Written request » Only the pictures are omitted; repeat all other data exactly.

┌──

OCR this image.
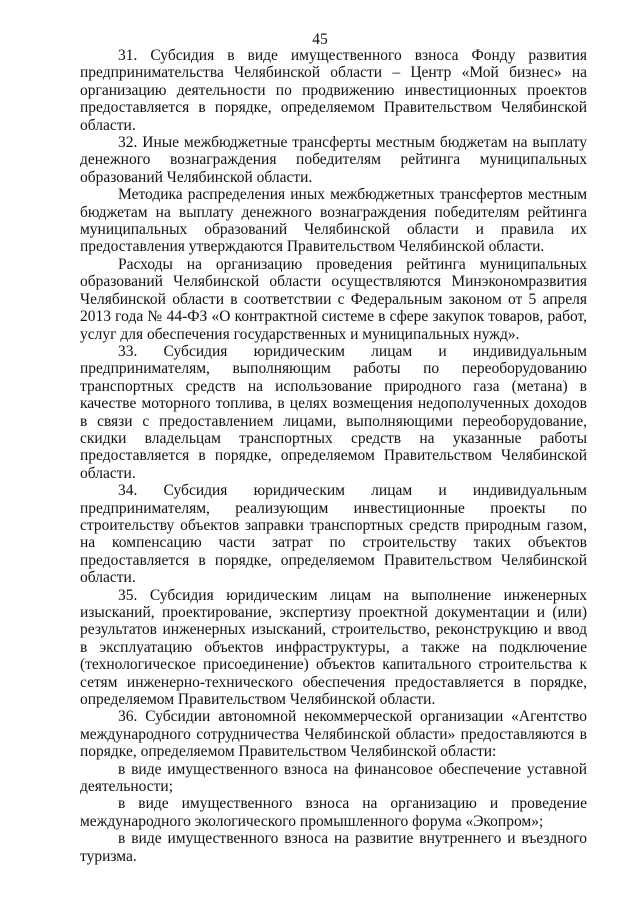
45

31. Субсидия в виде имущественного взноса Фонду развития предпринимательства Челябинской области – Центр «Мой бизнес» на организацию деятельности по продвижению инвестиционных проектов предоставляется в порядке, определяемом Правительством Челябинской области.

32. Иные межбюджетные трансферты местным бюджетам на выплату денежного вознаграждения победителям рейтинга муниципальных образований Челябинской области.

Методика распределения иных межбюджетных трансфертов местным бюджетам на выплату денежного вознаграждения победителям рейтинга муниципальных образований Челябинской области и правила их предоставления утверждаются Правительством Челябинской области.

Расходы на организацию проведения рейтинга муниципальных образований Челябинской области осуществляются Минэкономразвития Челябинской области в соответствии с Федеральным законом от 5 апреля 2013 года № 44-ФЗ «О контрактной системе в сфере закупок товаров, работ, услуг для обеспечения государственных и муниципальных нужд».

33. Субсидия юридическим лицам и индивидуальным предпринимателям, выполняющим работы по переоборудованию транспортных средств на использование природного газа (метана) в качестве моторного топлива, в целях возмещения недополученных доходов в связи с предоставлением лицами, выполняющими переоборудование, скидки владельцам транспортных средств на указанные работы предоставляется в порядке, определяемом Правительством Челябинской области.

34. Субсидия юридическим лицам и индивидуальным предпринимателям, реализующим инвестиционные проекты по строительству объектов заправки транспортных средств природным газом, на компенсацию части затрат по строительству таких объектов предоставляется в порядке, определяемом Правительством Челябинской области.

35. Субсидия юридическим лицам на выполнение инженерных изысканий, проектирование, экспертизу проектной документации и (или) результатов инженерных изысканий, строительство, реконструкцию и ввод в эксплуатацию объектов инфраструктуры, а также на подключение (технологическое присоединение) объектов капитального строительства к сетям инженерно-технического обеспечения предоставляется в порядке, определяемом Правительством Челябинской области.

36. Субсидии автономной некоммерческой организации «Агентство международного сотрудничества Челябинской области» предоставляются в порядке, определяемом Правительством Челябинской области:

в виде имущественного взноса на финансовое обеспечение уставной деятельности;

в виде имущественного взноса на организацию и проведение международного экологического промышленного форума «Экопром»;

в виде имущественного взноса на развитие внутреннего и въездного туризма.
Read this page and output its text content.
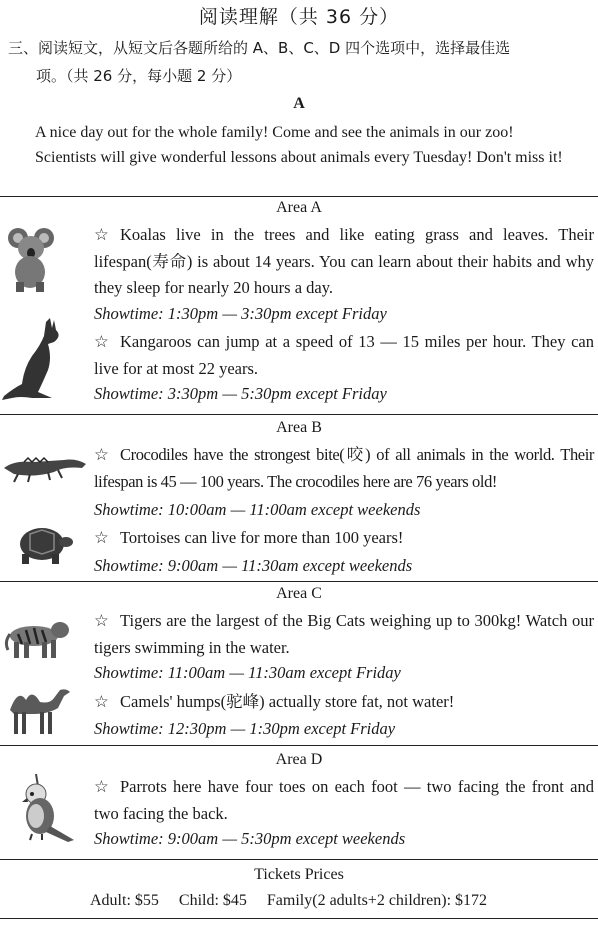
阅读理解（共 36 分）
三、阅读短文，从短文后各题所给的 A、B、C、D 四个选项中，选择最佳选
项。（共 26 分，每小题 2 分）
A

A nice day out for the whole family! Come and see the animals in our zoo!

Scientists will give wonderful lessons about animals every Tuesday! Don't miss it!

Area A
☆ Koalas live in the trees and like eating grass and leaves. Their lifespan(寿命) is about 14 years. You can learn about their habits and why they sleep for nearly 20 hours a day.
Showtime: 1:30pm — 3:30pm except Friday
☆ Kangaroos can jump at a speed of 13 — 15 miles per hour. They can live for at most 22 years.
Showtime: 3:30pm — 5:30pm except Friday
Area B
☆ Crocodiles have the strongest bite(咬) of all animals in the world. Their lifespan is 45 — 100 years. The crocodiles here are 76 years old!
Showtime: 10:00am — 11:00am except weekends
☆ Tortoises can live for more than 100 years!
Showtime: 9:00am — 11:30am except weekends
Area C
☆ Tigers are the largest of the Big Cats weighing up to 300kg! Watch our tigers swimming in the water.
Showtime: 11:00am — 11:30am except Friday
☆ Camels' humps(驼峰) actually store fat, not water!
Showtime: 12:30pm — 1:30pm except Friday
Area D
☆ Parrots here have four toes on each foot — two facing the front and two facing the back.
Showtime: 9:00am — 5:30pm except weekends
Tickets Prices
Adult: $55 Child: $45 Family(2 adults+2 children): $172
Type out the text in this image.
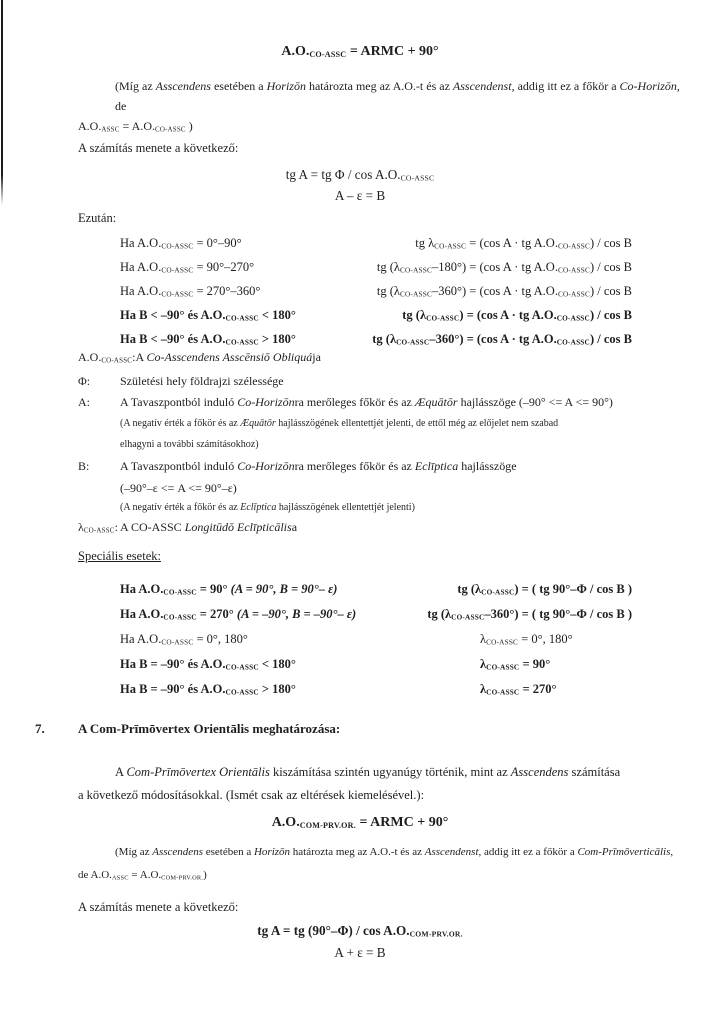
$A.O._{CO-ASSC}$ = ARMC + 90°
(Míg az Asscendens esetében a Horizōn határozta meg az A.O.-t és az Asscendenst, addig itt ez a főkör a Co-Horizōn, de
$A.O._{ASSC} = A.O._{CO-ASSC}$ )
A számítás menete a következő:
tg A = tg Φ / $\cos A.O._{CO-ASSC}$
A – ε = B
Ezután:
Ha $A.O._{CO-ASSC} = 0^\circ-90^\circ$	tg $\lambda_{CO-ASSC} = (\cos$ A · tg $A.O._{CO-ASSC}$) / cos B
Ha $A.O._{CO-ASSC} = 90^\circ-270^\circ$	tg $(\lambda_{CO-ASSC}-180^\circ) = (\cos$ A · tg $A.O._{CO-ASSC}$) / cos B
Ha $A.O._{CO-ASSC} = 270^\circ-360^\circ$	tg $(\lambda_{CO-ASSC}-360^\circ) = (\cos$ A · tg $A.O._{CO-ASSC}$) / cos B
Ha B < –90° és $A.O._{CO-ASSC} < 180^\circ$	tg $(\lambda_{CO-ASSC}) = (\cos$ A · tg $A.O._{CO-ASSC}$) / cos B
Ha B < –90° és $A.O._{CO-ASSC} > 180^\circ$	tg $(\lambda_{CO-ASSC}-360^\circ) = (\cos$ A · tg $A.O._{CO-ASSC}$) / cos B
$A.O._{CO-ASSC}$: A Co-Asscendens Asscēnsiō Obliquája
Φ:	Születési hely földrajzi szélessége
A:	A Tavaszpontból induló Co-Horizōnra merőleges főkör és az Æquātōr hajlásszöge (–90° <= A <= 90°)
(A negatív érték a főkör és az Æquātōr hajlásszögének ellentettjét jelenti, de ettől még az előjelet nem szabad
elhagyni a további számításokhoz)
B:	A Tavaszpontból induló Co-Horizōnra merőleges főkör és az Eclīptica hajlásszöge
(–90°–ε <= A <= 90°–ε)
(A negatív érték a főkör és az Eclīptica hajlásszögének ellentettjét jelenti)
$\lambda_{CO-ASSC}$: A CO-ASSC Longitūdō Eclīpticālisa
Speciális esetek:
Ha $A.O._{CO-ASSC} = 90^\circ$ (A = 90°, B = 90°– ε)	tg $(\lambda_{CO-ASSC})$ = ( tg 90°–Φ / cos B )
Ha $A.O._{CO-ASSC} = 270^\circ$ (A = –90°, B = –90°– ε)	tg $(\lambda_{CO-ASSC}-360^\circ)$ = ( tg 90°–Φ / cos B )
Ha $A.O._{CO-ASSC} = 0^\circ$, 180°	$\lambda_{CO-ASSC} = 0^\circ$, 180°
Ha B = –90° és $A.O._{CO-ASSC} < 180^\circ$	$\lambda_{CO-ASSC} = 90^\circ$
Ha B = –90° és $A.O._{CO-ASSC} > 180^\circ$	$\lambda_{CO-ASSC} = 270^\circ$
7.	A Com-Prīmōvertex Orientālis meghatározása:
A Com-Prīmōvertex Orientālis kiszámítása szintén ugyanúgy történik, mint az Asscendens számítása
a következő módosításokkal. (Ismét csak az eltérések kiemelésével.):
$A.O._{COM-PRV.OR.}$ = ARMC + 90°
(Míg az Asscendens esetében a Horizōn határozta meg az A.O.-t és az Asscendenst, addig itt ez a főkör a Com-Prīmōverticālis,
de $A.O._{ASSC} = A.O._{COM-PRV.OR.}$)
A számítás menete a következő:
tg A = tg $(90^\circ-\Phi) / \cos A.O._{COM-PRV.OR.}$
A + ε = B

└──

Answer for the task »
OCR this image.
45

31. Субсидия в виде имущественного взноса Фонду развития предпринимательства Челябинской области – Центр «Мой бизнес» на организацию деятельности по продвижению инвестиционных проектов предоставляется в порядке, определяемом Правительством Челябинской области.

32. Иные межбюджетные трансферты местным бюджетам на выплату денежного вознаграждения победителям рейтинга муниципальных образований Челябинской области.

Методика распределения иных межбюджетных трансфертов местным бюджетам на выплату денежного вознаграждения победителям рейтинга муниципальных образований Челябинской области и правила их предоставления утверждаются Правительством Челябинской области.

Расходы на организацию проведения рейтинга муниципальных образований Челябинской области осуществляются Минэкономразвития Челябинской области в соответствии с Федеральным законом от 5 апреля 2013 года № 44-ФЗ «О контрактной системе в сфере закупок товаров, работ, услуг для обеспечения государственных и муниципальных нужд».

33. Субсидия юридическим лицам и индивидуальным предпринимателям, выполняющим работы по переоборудованию транспортных средств на использование природного газа (метана) в качестве моторного топлива, в целях возмещения недополученных доходов в связи с предоставлением лицами, выполняющими переоборудование, скидки владельцам транспортных средств на указанные работы предоставляется в порядке, определяемом Правительством Челябинской области.

34. Субсидия юридическим лицам и индивидуальным предпринимателям, реализующим инвестиционные проекты по строительству объектов заправки транспортных средств природным газом, на компенсацию части затрат по строительству таких объектов предоставляется в порядке, определяемом Правительством Челябинской области.

35. Субсидия юридическим лицам на выполнение инженерных изысканий, проектирование, экспертизу проектной документации и (или) результатов инженерных изысканий, строительство, реконструкцию и ввод в эксплуатацию объектов инфраструктуры, а также на подключение (технологическое присоединение) объектов капитального строительства к сетям инженерно-технического обеспечения предоставляется в порядке, определяемом Правительством Челябинской области.

36. Субсидии автономной некоммерческой организации «Агентство международного сотрудничества Челябинской области» предоставляются в порядке, определяемом Правительством Челябинской области:

в виде имущественного взноса на финансовое обеспечение уставной деятельности;

в виде имущественного взноса на организацию и проведение международного экологического промышленного форума «Экопром»;

в виде имущественного взноса на развитие внутреннего и въездного туризма.
Read this page and output its text content.
阅读理解（共 36 分）
三、阅读短文，从短文后各题所给的 A、B、C、D 四个选项中，选择最佳选
项。（共 26 分，每小题 2 分）
A

A nice day out for the whole family! Come and see the animals in our zoo!

Scientists will give wonderful lessons about animals every Tuesday! Don't miss it!

Area A
☆ Koalas live in the trees and like eating grass and leaves. Their lifespan(寿命) is about 14 years. You can learn about their habits and why they sleep for nearly 20 hours a day.
Showtime: 1:30pm — 3:30pm except Friday
☆ Kangaroos can jump at a speed of 13 — 15 miles per hour. They can live for at most 22 years.
Showtime: 3:30pm — 5:30pm except Friday
Area B
☆ Crocodiles have the strongest bite(咬) of all animals in the world. Their lifespan is 45 — 100 years. The crocodiles here are 76 years old!
Showtime: 10:00am — 11:00am except weekends
☆ Tortoises can live for more than 100 years!
Showtime: 9:00am — 11:30am except weekends
Area C
☆ Tigers are the largest of the Big Cats weighing up to 300kg! Watch our tigers swimming in the water.
Showtime: 11:00am — 11:30am except Friday
☆ Camels' humps(驼峰) actually store fat, not water!
Showtime: 12:30pm — 1:30pm except Friday
Area D
☆ Parrots here have four toes on each foot — two facing the front and two facing the back.
Showtime: 9:00am — 5:30pm except weekends
Tickets Prices
Adult: $55 Child: $45 Family(2 adults+2 children): $172
Type out the text in this image.
$A.O._{CO-ASSC}$ = ARMC + 90°
(Míg az Asscendens esetében a Horizōn határozta meg az A.O.-t és az Asscendenst, addig itt ez a főkör a Co-Horizōn, de
$A.O._{ASSC} = A.O._{CO-ASSC}$ )
A számítás menete a következő:
tg A = tg Φ / $\cos A.O._{CO-ASSC}$
A – ε = B
Ezután:
Ha $A.O._{CO-ASSC} = 0^\circ-90^\circ$	tg $\lambda_{CO-ASSC} = (\cos$ A · tg $A.O._{CO-ASSC}$) / cos B
Ha $A.O._{CO-ASSC} = 90^\circ-270^\circ$	tg $(\lambda_{CO-ASSC}-180^\circ) = (\cos$ A · tg $A.O._{CO-ASSC}$) / cos B
Ha $A.O._{CO-ASSC} = 270^\circ-360^\circ$	tg $(\lambda_{CO-ASSC}-360^\circ) = (\cos$ A · tg $A.O._{CO-ASSC}$) / cos B
Ha B < –90° és $A.O._{CO-ASSC} < 180^\circ$	tg $(\lambda_{CO-ASSC}) = (\cos$ A · tg $A.O._{CO-ASSC}$) / cos B
Ha B < –90° és $A.O._{CO-ASSC} > 180^\circ$	tg $(\lambda_{CO-ASSC}-360^\circ) = (\cos$ A · tg $A.O._{CO-ASSC}$) / cos B
$A.O._{CO-ASSC}$: A Co-Asscendens Asscēnsiō Obliquája
Φ:	Születési hely földrajzi szélessége
A:	A Tavaszpontból induló Co-Horizōnra merőleges főkör és az Æquātōr hajlásszöge (–90° <= A <= 90°)
(A negatív érték a főkör és az Æquātōr hajlásszögének ellentettjét jelenti, de ettől még az előjelet nem szabad
elhagyni a további számításokhoz)
B:	A Tavaszpontból induló Co-Horizōnra merőleges főkör és az Eclīptica hajlásszöge
(–90°–ε <= A <= 90°–ε)
(A negatív érték a főkör és az Eclīptica hajlásszögének ellentettjét jelenti)
$\lambda_{CO-ASSC}$: A CO-ASSC Longitūdō Eclīpticālisa
Speciális esetek:
Ha $A.O._{CO-ASSC} = 90^\circ$ (A = 90°, B = 90°– ε)	tg $(\lambda_{CO-ASSC})$ = ( tg 90°–Φ / cos B )
Ha $A.O._{CO-ASSC} = 270^\circ$ (A = –90°, B = –90°– ε)	tg $(\lambda_{CO-ASSC}-360^\circ)$ = ( tg 90°–Φ / cos B )
Ha $A.O._{CO-ASSC} = 0^\circ$, 180°	$\lambda_{CO-ASSC} = 0^\circ$, 180°
Ha B = –90° és $A.O._{CO-ASSC} < 180^\circ$	$\lambda_{CO-ASSC} = 90^\circ$
Ha B = –90° és $A.O._{CO-ASSC} > 180^\circ$	$\lambda_{CO-ASSC} = 270^\circ$
7.	A Com-Prīmōvertex Orientālis meghatározása:
A Com-Prīmōvertex Orientālis kiszámítása szintén ugyanúgy történik, mint az Asscendens számítása
a következő módosításokkal. (Ismét csak az eltérések kiemelésével.):
$A.O._{COM-PRV.OR.}$ = ARMC + 90°
(Míg az Asscendens esetében a Horizōn határozta meg az A.O.-t és az Asscendenst, addig itt ez a főkör a Com-Prīmōverticālis,
de $A.O._{ASSC} = A.O._{COM-PRV.OR.}$)
A számítás menete a következő:
tg A = tg $(90^\circ-\Phi) / \cos A.O._{COM-PRV.OR.}$
A + ε = B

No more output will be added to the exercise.